> YOUR OBJECTIVE
Find each line with "обеспечения" and copy it.

## Start DATASET ENTRIES

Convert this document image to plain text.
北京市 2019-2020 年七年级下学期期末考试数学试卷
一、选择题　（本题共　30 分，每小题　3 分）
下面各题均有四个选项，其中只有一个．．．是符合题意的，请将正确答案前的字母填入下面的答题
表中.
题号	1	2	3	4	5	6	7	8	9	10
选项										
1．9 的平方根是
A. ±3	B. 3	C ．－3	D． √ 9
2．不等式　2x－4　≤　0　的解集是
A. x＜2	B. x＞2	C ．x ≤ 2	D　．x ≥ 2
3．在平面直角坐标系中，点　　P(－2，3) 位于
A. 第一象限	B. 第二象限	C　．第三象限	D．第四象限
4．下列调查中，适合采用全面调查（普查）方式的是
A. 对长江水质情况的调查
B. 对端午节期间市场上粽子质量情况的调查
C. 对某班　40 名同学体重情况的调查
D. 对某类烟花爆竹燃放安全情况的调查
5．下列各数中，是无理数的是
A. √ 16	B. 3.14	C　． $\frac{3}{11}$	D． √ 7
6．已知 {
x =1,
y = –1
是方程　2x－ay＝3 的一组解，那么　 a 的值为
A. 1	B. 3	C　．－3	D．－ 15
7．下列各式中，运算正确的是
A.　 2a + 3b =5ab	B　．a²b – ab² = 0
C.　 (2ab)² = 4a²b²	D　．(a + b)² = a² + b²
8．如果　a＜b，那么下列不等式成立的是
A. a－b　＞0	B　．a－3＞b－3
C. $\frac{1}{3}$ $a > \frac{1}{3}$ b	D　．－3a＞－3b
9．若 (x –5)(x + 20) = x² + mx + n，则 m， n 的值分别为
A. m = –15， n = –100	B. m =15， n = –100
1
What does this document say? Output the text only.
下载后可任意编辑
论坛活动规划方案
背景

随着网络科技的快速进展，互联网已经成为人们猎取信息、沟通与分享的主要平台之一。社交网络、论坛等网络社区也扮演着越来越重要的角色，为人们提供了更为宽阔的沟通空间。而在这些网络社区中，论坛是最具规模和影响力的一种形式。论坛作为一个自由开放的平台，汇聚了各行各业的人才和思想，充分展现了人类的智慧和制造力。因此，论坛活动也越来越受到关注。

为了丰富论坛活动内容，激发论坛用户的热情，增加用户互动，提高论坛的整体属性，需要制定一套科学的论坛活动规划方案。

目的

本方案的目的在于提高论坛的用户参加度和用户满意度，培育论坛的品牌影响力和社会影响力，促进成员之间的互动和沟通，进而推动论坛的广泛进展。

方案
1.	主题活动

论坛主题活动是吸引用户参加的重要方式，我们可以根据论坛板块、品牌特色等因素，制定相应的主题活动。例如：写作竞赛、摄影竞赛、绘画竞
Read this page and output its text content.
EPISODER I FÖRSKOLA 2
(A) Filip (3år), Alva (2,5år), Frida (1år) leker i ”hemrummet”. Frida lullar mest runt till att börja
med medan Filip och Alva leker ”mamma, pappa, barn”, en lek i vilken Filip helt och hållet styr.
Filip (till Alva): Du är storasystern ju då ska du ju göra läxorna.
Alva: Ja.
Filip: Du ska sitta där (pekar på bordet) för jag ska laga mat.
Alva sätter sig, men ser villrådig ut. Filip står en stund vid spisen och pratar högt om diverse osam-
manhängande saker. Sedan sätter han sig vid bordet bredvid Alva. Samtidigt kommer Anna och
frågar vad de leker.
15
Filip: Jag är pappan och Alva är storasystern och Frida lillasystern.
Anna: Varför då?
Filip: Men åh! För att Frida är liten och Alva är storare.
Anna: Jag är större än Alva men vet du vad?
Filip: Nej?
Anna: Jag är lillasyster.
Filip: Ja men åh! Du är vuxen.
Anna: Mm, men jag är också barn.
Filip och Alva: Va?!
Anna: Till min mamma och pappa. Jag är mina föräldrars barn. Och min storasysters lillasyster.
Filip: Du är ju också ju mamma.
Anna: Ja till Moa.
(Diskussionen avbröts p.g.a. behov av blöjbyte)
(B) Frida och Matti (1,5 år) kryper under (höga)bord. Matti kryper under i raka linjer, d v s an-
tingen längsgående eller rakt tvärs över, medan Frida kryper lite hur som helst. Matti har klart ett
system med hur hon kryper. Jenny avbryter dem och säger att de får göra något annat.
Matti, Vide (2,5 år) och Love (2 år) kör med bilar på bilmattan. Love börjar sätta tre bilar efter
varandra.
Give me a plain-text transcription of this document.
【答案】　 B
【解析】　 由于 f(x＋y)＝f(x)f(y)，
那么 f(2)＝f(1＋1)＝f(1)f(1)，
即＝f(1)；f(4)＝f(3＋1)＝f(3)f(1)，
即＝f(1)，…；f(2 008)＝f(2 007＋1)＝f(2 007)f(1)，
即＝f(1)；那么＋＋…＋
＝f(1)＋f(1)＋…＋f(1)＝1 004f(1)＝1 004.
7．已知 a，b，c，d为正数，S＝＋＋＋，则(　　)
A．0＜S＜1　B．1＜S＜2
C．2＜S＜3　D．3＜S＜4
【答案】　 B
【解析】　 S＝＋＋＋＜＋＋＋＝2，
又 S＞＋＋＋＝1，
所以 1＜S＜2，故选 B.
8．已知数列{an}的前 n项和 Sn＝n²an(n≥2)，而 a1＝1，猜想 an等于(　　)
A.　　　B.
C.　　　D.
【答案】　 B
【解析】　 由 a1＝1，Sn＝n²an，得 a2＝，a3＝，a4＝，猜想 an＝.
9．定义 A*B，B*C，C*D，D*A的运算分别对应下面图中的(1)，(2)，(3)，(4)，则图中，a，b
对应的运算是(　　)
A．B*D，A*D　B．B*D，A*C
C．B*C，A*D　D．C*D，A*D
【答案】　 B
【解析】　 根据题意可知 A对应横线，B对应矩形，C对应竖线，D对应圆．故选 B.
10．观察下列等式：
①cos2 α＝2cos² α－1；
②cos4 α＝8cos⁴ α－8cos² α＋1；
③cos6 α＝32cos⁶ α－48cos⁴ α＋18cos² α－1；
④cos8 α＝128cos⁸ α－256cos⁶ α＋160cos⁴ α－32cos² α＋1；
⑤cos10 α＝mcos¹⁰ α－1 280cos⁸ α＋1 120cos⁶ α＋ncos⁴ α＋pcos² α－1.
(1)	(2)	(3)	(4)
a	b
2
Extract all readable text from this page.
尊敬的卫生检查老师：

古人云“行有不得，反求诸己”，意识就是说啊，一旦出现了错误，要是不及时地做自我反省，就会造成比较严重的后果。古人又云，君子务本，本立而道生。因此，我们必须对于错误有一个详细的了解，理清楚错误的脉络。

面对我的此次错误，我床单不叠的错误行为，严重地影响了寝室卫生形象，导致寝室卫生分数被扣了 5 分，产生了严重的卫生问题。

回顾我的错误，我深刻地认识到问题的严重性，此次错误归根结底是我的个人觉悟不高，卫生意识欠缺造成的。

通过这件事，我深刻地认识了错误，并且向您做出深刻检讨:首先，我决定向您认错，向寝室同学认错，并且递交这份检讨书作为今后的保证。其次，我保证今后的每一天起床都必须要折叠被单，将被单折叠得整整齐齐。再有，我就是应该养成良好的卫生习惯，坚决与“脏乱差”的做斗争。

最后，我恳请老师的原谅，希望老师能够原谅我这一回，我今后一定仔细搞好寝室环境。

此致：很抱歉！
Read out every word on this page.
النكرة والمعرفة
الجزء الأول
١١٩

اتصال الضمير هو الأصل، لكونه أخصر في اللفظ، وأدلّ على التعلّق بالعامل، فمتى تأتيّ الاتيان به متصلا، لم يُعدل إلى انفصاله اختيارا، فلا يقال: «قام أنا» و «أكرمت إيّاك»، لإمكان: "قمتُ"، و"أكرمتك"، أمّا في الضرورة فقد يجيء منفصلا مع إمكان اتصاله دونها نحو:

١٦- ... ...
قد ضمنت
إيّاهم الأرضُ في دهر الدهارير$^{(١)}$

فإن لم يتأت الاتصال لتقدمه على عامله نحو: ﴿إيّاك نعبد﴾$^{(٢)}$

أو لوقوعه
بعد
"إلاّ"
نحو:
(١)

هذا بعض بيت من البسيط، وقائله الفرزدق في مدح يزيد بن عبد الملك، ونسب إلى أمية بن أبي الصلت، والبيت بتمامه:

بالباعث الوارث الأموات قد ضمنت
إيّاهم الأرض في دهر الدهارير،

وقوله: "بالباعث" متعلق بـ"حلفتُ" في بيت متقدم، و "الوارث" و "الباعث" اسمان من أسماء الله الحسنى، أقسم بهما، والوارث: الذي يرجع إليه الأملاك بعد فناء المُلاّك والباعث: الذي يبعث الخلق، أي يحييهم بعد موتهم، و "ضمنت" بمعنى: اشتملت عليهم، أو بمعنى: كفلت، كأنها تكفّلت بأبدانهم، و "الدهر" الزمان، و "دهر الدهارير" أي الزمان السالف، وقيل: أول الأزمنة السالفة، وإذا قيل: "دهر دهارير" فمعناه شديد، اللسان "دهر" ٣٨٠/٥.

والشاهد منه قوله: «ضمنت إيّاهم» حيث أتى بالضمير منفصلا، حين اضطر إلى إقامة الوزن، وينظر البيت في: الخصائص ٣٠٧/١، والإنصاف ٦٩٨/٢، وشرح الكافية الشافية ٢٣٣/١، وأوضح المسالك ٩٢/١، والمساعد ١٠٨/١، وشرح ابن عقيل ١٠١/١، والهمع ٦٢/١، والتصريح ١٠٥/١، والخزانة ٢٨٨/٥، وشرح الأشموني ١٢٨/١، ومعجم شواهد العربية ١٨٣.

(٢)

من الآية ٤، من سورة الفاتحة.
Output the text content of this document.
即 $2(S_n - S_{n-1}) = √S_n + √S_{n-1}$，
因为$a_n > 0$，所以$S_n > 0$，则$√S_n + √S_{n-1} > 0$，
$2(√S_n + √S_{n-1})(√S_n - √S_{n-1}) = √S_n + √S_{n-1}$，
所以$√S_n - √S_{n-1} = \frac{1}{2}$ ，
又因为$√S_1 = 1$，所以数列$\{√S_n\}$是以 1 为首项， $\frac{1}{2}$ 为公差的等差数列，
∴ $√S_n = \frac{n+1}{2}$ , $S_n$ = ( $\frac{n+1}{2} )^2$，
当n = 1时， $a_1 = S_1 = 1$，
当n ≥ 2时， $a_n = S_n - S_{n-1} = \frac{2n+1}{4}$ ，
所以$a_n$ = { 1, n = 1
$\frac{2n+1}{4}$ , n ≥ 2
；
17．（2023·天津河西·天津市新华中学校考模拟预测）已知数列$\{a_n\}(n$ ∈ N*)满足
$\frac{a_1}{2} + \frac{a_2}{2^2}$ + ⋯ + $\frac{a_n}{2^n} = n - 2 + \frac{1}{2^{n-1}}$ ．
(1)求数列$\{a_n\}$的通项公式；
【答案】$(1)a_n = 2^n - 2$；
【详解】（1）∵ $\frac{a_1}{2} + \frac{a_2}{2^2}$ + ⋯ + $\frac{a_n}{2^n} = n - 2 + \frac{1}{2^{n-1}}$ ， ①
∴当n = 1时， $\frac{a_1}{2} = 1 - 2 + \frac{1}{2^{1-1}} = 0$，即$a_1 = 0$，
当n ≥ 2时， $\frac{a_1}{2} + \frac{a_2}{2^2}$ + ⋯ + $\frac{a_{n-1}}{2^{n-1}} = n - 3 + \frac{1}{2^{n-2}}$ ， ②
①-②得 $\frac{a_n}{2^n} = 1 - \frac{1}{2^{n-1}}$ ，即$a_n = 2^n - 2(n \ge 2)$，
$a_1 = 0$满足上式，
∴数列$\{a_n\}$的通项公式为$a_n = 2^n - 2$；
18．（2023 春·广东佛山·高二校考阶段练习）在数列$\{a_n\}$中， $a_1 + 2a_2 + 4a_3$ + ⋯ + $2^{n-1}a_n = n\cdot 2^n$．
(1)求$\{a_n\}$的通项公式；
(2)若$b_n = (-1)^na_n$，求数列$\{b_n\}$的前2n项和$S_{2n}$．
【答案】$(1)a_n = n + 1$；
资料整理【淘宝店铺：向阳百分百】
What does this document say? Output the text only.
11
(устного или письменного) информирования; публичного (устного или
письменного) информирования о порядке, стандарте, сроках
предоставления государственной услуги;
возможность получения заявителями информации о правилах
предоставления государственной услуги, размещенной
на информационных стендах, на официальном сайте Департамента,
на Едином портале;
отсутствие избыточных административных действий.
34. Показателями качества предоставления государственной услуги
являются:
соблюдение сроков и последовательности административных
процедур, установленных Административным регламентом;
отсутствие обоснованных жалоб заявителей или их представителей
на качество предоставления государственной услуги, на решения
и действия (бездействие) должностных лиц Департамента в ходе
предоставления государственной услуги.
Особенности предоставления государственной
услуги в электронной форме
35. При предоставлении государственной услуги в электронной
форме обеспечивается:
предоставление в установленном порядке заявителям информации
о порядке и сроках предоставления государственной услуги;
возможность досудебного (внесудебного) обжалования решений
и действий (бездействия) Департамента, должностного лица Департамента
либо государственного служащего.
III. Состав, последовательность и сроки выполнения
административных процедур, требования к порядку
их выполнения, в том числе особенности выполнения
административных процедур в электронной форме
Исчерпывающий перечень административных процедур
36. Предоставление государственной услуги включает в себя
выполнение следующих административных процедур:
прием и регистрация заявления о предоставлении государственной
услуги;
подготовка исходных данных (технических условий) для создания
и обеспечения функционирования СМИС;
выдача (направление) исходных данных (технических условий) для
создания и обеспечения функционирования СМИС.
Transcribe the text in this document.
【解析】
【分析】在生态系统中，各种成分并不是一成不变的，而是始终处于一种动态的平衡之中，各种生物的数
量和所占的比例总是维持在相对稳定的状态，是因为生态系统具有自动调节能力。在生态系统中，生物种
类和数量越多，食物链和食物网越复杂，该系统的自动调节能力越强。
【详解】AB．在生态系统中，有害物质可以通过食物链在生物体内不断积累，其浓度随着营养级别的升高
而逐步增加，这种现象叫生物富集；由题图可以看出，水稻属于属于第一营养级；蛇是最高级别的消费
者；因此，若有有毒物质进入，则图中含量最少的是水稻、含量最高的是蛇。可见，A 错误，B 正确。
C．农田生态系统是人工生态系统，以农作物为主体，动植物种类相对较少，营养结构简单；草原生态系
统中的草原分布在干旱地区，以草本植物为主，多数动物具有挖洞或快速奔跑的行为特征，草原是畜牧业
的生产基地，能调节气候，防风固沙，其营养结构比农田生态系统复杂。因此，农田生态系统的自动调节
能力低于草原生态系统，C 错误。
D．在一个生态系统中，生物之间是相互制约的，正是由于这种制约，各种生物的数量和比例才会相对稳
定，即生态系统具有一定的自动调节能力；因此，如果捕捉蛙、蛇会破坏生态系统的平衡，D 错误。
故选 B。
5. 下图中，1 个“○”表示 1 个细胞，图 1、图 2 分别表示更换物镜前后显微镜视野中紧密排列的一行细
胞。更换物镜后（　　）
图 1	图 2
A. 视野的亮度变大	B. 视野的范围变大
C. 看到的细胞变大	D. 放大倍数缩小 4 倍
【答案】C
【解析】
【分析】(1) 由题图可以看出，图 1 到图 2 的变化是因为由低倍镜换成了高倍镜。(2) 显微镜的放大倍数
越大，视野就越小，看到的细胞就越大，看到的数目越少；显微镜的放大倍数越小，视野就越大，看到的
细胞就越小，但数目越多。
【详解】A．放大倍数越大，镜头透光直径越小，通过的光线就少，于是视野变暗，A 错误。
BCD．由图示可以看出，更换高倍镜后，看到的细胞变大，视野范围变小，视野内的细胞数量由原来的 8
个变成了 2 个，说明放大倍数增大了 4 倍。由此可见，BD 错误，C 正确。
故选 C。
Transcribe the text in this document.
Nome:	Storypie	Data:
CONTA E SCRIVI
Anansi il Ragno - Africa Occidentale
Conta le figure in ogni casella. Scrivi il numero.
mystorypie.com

## End DATASET ENTRIES

> FULL OUTPUT
и обеспечения функционирования СМИС;
создания и обеспечения функционирования СМИС.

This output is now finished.